— start —

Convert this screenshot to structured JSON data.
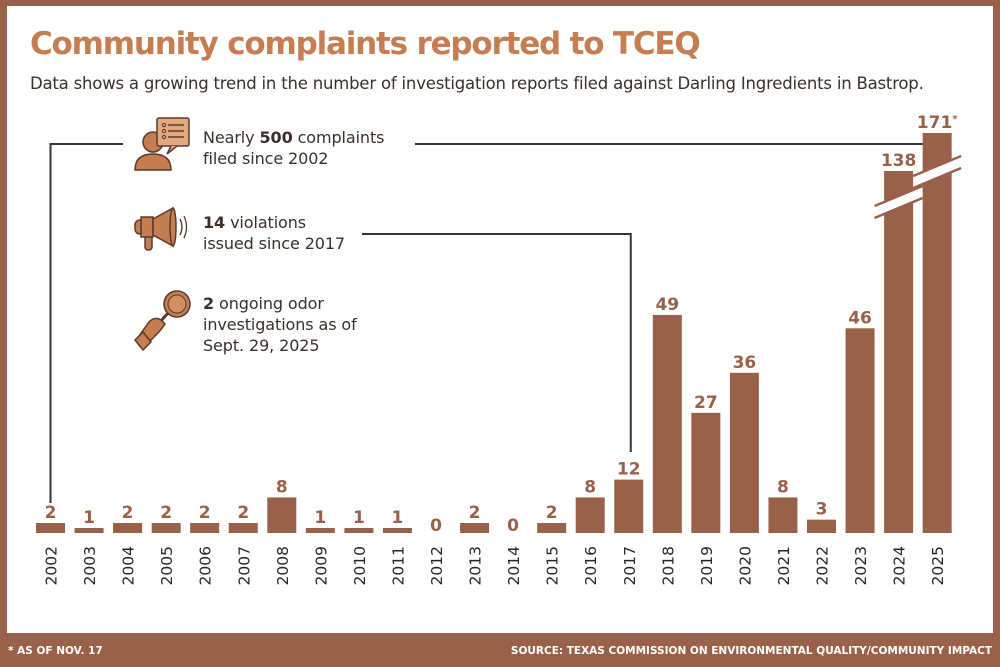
{
  "header": {
    "title": "Community complaints reported to TCEQ",
    "subtitle": "Data shows a growing trend in the number of investigation reports filed against Darling Ingredients in Bastrop."
  },
  "callouts": [
    {
      "icon": "person-speech-bubble-icon",
      "bold": "500",
      "before": "Nearly ",
      "after": " complaints",
      "line2": "filed since 2002"
    },
    {
      "icon": "megaphone-icon",
      "bold": "14",
      "before": "",
      "after": " violations",
      "line2": "issued since 2017"
    },
    {
      "icon": "hand-magnifying-glass-icon",
      "bold": "2",
      "before": "",
      "after": " ongoing odor",
      "line2": "investigations as of",
      "line3": "Sept. 29, 2025"
    }
  ],
  "footer": {
    "note": "* AS OF NOV. 17",
    "source": "SOURCE: TEXAS COMMISSION ON ENVIRONMENTAL QUALITY/COMMUNITY IMPACT"
  },
  "colors": {
    "bar": "#9a614a",
    "title": "#c57d51",
    "text": "#3a2f2b",
    "frame": "#9a614a",
    "connector": "#3a3533"
  },
  "chart_data": {
    "type": "bar",
    "title": "Community complaints reported to TCEQ",
    "xlabel": "",
    "ylabel": "",
    "categories": [
      "2002",
      "2003",
      "2004",
      "2005",
      "2006",
      "2007",
      "2008",
      "2009",
      "2010",
      "2011",
      "2012",
      "2013",
      "2014",
      "2015",
      "2016",
      "2017",
      "2018",
      "2019",
      "2020",
      "2021",
      "2022",
      "2023",
      "2024",
      "2025"
    ],
    "values": [
      2,
      1,
      2,
      2,
      2,
      2,
      8,
      1,
      1,
      1,
      0,
      2,
      0,
      2,
      8,
      12,
      49,
      27,
      36,
      8,
      3,
      46,
      138,
      171
    ],
    "data_labels": [
      "2",
      "1",
      "2",
      "2",
      "2",
      "2",
      "8",
      "1",
      "1",
      "1",
      "0",
      "2",
      "0",
      "2",
      "8",
      "12",
      "49",
      "27",
      "36",
      "8",
      "3",
      "46",
      "138",
      "171*"
    ],
    "broken_axis_bars": [
      "2024",
      "2025"
    ],
    "ylim": [
      0,
      60
    ],
    "grid": false,
    "annotations": [
      {
        "text": "Nearly 500 complaints filed since 2002",
        "connects": [
          "2002",
          "2025"
        ]
      },
      {
        "text": "14 violations issued since 2017",
        "connects": [
          "2017"
        ]
      },
      {
        "text": "2 ongoing odor investigations as of Sept. 29, 2025"
      }
    ]
  }
}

— end —

#### YOUR OBJECTIVE
Your task is to return the entries above exactly, with no pictures.

#### SOLUTION FOR THIS EXERCISE
Convert this screenshot to structured JSON data.
{
  "header": {
    "title": "Community complaints reported to TCEQ",
    "subtitle": "Data shows a growing trend in the number of investigation reports filed against Darling Ingredients in Bastrop."
  },
  "callouts": [
    {
      "icon": "person-speech-bubble-icon",
      "bold": "500",
      "before": "Nearly ",
      "after": " complaints",
      "line2": "filed since 2002"
    },
    {
      "icon": "megaphone-icon",
      "bold": "14",
      "before": "",
      "after": " violations",
      "line2": "issued since 2017"
    },
    {
      "icon": "hand-magnifying-glass-icon",
      "bold": "2",
      "before": "",
      "after": " ongoing odor",
      "line2": "investigations as of",
      "line3": "Sept. 29, 2025"
    }
  ],
  "footer": {
    "note": "* AS OF NOV. 17",
    "source": "SOURCE: TEXAS COMMISSION ON ENVIRONMENTAL QUALITY/COMMUNITY IMPACT"
  },
  "colors": {
    "bar": "#9a614a",
    "title": "#c57d51",
    "text": "#3a2f2b",
    "frame": "#9a614a",
    "connector": "#3a3533"
  },
  "chart_data": {
    "type": "bar",
    "title": "Community complaints reported to TCEQ",
    "xlabel": "",
    "ylabel": "",
    "categories": [
      "2002",
      "2003",
      "2004",
      "2005",
      "2006",
      "2007",
      "2008",
      "2009",
      "2010",
      "2011",
      "2012",
      "2013",
      "2014",
      "2015",
      "2016",
      "2017",
      "2018",
      "2019",
      "2020",
      "2021",
      "2022",
      "2023",
      "2024",
      "2025"
    ],
    "values": [
      2,
      1,
      2,
      2,
      2,
      2,
      8,
      1,
      1,
      1,
      0,
      2,
      0,
      2,
      8,
      12,
      49,
      27,
      36,
      8,
      3,
      46,
      138,
      171
    ],
    "data_labels": [
      "2",
      "1",
      "2",
      "2",
      "2",
      "2",
      "8",
      "1",
      "1",
      "1",
      "0",
      "2",
      "0",
      "2",
      "8",
      "12",
      "49",
      "27",
      "36",
      "8",
      "3",
      "46",
      "138",
      "171*"
    ],
    "broken_axis_bars": [
      "2024",
      "2025"
    ],
    "ylim": [
      0,
      60
    ],
    "grid": false,
    "annotations": [
      {
        "text": "Nearly 500 complaints filed since 2002",
        "connects": [
          "2002",
          "2025"
        ]
      },
      {
        "text": "14 violations issued since 2017",
        "connects": [
          "2017"
        ]
      },
      {
        "text": "2 ongoing odor investigations as of Sept. 29, 2025"
      }
    ]
  }
}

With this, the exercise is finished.